### TASK REQUIREMENTS
Retype the passage of the Bloomberg column starting with "That, at least, is" and going on through "history repeat itself?", without changing anything.

### PAGE TEXT
== Segment start ==

NYPD Confidential - An Inside Look at the New York Police Department
Home Page
All Columns
Books
Biography
Contact Leonard Levitt
Search this site
Printable versionSend to a friendEmail Leonard Levitt

Bloomberg for President: 2008 Redux?

January 25, 2016

So Michael Bloomberg wants to run for president.

Again.

Should polarizing outsiders Donald Trump or Sen. Ted Cruz become the Republican nominee and self-proclaimed socialist Sen. Bernie Sanders become the nominee of the Democrats, the billionaire former New York City mayor sees himself as a centrist, third-party candidate. He says he’s willing to spend a billion dollars of his own money.

That, at least, is his hope. Bloomberg hoped the same thing in 2008. But no swell of support for him developed. Instead, he settled for running again as mayor.

Can history repeat itself?

In running for his third term as mayor in 2008, Bloomberg had a problem: the city’s two-term limit law, which, when he first ran in 2001, he promised to abide by. Instead, in 2008, he acted like a true billionaire, tossing his money around so that the City Council repealed the term-limits law. Then, after his re-election, he backed a return to two-term limits.

Most New Yorkers consider Bloomberg a successful mayor. Development projects were begun across the city, from the Second Avenue subway to the West Side High Line. In law enforcement matters, Bloomberg placed all power in the hands of NYPD Commissioner Ray Kelly. After the mayor, Kelly became the most powerful person in city government and the longest-serving police commissioner in city history.

Kelly kept crime low and terrorism at bay, claiming to have prevented 16 plots against the city. Only at the end of Bloomberg’s term did it become apparent something had gone horribly wrong. 

Revelations surfaced that the department had conducted widespread spying on Muslims as well as three million stop-and-frisks, mostly of young black men, virtually all with no justification. The result: the NYPD is currently under the supervision of three outside monitors, something that had never before occurred in the NYPD’s history.

As for those 16 plots, they were revealed to be as something less than meets the eye.

Back in 2008 when Bloomberg considered his first presidential bid, Kelly considered running for mayor. He used Hamilton South, a consultant for the non-profit Police Foundation — which paid South hundreds of thousands of dollars — as his own public relations person to introduce him to potential A-list political contributors.

Since leaving the department in 2014, Kelly has again made noises that he may run, this time against Mayor Bill de Blasio in 2017.

If history repeats itself, Bloomberg will fail in his presidential bid. With de Blasio struggling to govern and languishing in the polls, Bloomberg could pull the rug out from Kelly as he did in 2008 and run himself.

This time he doesn’t have to worry about the two-term limit law. The law, reinstated by voters in 2010 as a repudiation of Bloomberg’s tactics, applies only to two consecutive terms.

== Segment end ==

### DATA
== Segment start ==

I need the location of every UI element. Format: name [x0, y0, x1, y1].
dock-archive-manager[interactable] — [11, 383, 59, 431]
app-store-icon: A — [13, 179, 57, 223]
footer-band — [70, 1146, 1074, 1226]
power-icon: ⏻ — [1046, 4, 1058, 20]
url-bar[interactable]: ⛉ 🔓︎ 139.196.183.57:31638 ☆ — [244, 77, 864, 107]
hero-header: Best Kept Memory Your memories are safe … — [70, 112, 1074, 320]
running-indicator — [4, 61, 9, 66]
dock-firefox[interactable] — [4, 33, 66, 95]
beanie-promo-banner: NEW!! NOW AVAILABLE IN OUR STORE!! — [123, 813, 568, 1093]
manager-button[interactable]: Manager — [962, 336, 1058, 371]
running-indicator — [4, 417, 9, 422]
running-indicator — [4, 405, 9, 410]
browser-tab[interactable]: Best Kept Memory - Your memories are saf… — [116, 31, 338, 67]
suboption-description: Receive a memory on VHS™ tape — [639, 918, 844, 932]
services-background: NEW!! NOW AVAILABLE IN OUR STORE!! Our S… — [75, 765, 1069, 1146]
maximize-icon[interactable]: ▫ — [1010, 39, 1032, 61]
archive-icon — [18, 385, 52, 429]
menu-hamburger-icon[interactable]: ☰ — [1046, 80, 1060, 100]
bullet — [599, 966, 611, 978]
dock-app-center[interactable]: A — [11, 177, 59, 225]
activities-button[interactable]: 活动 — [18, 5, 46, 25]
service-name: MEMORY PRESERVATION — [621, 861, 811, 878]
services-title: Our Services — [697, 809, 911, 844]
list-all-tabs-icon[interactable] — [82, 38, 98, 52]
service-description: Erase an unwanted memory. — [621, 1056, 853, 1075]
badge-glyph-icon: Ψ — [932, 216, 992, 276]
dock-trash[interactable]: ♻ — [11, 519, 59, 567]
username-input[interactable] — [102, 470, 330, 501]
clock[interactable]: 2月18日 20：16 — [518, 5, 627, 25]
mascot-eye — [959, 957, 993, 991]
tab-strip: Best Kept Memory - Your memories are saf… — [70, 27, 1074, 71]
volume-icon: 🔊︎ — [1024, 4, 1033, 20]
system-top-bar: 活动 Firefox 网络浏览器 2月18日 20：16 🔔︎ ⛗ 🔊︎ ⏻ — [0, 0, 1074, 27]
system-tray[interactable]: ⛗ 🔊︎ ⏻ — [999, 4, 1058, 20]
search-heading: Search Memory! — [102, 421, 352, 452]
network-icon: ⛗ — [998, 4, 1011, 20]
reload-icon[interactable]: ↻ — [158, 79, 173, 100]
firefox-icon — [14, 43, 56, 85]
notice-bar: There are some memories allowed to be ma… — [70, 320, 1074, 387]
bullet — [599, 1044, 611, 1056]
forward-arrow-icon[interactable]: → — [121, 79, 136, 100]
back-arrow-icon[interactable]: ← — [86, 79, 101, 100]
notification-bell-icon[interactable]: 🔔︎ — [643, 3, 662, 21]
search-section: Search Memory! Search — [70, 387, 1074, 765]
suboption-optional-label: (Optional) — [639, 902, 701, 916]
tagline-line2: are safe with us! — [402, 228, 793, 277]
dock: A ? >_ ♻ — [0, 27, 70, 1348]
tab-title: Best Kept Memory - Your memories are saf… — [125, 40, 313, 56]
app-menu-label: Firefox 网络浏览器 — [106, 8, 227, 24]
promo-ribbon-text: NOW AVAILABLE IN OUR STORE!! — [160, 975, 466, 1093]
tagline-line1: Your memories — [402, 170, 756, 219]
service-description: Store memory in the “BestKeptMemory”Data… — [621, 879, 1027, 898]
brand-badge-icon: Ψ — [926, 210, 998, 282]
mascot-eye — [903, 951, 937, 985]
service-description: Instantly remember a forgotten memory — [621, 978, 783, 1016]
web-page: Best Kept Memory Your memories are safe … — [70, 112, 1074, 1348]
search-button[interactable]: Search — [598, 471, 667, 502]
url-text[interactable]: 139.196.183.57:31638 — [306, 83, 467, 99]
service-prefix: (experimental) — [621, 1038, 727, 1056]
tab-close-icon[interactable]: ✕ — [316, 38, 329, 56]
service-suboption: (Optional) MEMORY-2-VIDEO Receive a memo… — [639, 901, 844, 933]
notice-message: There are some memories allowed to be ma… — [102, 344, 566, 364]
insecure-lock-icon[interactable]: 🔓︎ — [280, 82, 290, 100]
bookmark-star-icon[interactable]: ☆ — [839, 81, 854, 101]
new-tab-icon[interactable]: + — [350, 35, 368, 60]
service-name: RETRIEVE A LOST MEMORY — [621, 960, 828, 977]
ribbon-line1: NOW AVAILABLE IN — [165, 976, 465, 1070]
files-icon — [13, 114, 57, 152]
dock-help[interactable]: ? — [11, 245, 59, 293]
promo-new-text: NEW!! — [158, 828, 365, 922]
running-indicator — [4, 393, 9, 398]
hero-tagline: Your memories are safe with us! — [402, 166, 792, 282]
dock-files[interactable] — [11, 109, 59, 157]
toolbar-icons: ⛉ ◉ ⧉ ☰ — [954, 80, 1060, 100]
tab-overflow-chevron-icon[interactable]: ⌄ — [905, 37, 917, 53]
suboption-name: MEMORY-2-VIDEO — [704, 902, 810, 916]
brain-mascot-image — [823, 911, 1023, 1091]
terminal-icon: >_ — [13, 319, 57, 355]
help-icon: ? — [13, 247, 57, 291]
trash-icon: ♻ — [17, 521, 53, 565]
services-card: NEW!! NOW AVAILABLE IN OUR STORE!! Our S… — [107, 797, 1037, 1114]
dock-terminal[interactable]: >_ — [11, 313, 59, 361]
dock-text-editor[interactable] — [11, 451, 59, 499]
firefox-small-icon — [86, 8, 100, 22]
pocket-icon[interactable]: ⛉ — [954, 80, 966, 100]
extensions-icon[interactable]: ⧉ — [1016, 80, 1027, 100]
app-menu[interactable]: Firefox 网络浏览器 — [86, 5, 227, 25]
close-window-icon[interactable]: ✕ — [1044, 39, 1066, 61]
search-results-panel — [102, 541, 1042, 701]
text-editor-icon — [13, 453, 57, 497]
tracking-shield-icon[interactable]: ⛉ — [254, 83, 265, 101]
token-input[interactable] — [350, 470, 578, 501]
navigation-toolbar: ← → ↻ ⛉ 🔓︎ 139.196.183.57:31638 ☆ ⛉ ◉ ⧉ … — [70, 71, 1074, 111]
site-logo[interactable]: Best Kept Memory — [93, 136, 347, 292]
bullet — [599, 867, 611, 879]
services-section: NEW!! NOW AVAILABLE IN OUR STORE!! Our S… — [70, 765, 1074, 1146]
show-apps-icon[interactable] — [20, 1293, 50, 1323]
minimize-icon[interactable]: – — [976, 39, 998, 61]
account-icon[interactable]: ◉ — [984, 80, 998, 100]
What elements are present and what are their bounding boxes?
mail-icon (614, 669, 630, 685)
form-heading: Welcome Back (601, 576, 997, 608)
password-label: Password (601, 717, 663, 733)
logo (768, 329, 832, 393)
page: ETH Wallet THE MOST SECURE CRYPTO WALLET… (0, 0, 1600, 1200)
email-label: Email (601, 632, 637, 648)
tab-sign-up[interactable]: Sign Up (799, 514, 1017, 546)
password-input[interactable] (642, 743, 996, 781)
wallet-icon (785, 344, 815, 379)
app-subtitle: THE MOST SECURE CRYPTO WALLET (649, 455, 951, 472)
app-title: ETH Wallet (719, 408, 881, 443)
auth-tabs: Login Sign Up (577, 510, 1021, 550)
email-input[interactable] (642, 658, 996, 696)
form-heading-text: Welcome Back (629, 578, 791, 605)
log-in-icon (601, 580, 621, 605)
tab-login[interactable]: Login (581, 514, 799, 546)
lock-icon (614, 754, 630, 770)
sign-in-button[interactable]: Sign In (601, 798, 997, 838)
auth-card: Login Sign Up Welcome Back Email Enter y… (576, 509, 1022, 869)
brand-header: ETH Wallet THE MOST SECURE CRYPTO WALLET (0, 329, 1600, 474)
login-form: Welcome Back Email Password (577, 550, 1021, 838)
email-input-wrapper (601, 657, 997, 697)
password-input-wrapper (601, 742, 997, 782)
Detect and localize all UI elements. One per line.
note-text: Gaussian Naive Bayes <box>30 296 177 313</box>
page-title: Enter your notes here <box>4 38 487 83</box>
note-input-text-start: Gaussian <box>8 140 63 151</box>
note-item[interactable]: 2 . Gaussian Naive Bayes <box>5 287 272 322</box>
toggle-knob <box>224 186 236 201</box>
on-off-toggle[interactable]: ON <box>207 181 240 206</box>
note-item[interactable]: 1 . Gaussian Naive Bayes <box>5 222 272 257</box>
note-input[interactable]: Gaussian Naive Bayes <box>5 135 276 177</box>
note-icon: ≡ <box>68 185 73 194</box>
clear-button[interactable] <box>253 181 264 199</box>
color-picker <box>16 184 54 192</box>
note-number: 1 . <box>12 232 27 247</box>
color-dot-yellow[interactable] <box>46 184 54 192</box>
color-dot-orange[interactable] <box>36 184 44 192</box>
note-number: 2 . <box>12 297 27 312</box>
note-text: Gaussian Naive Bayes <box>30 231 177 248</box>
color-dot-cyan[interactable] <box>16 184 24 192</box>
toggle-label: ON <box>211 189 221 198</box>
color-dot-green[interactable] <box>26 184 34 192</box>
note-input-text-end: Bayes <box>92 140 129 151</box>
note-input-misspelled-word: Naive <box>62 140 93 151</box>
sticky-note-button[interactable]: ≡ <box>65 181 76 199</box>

== Segment end ==

### ANSWER AREA
That, at least, is his hope. Bloomberg hoped the same thing in 2008. But no swell of support for him developed. Instead, he settled for running again as mayor.

Can history repeat itself?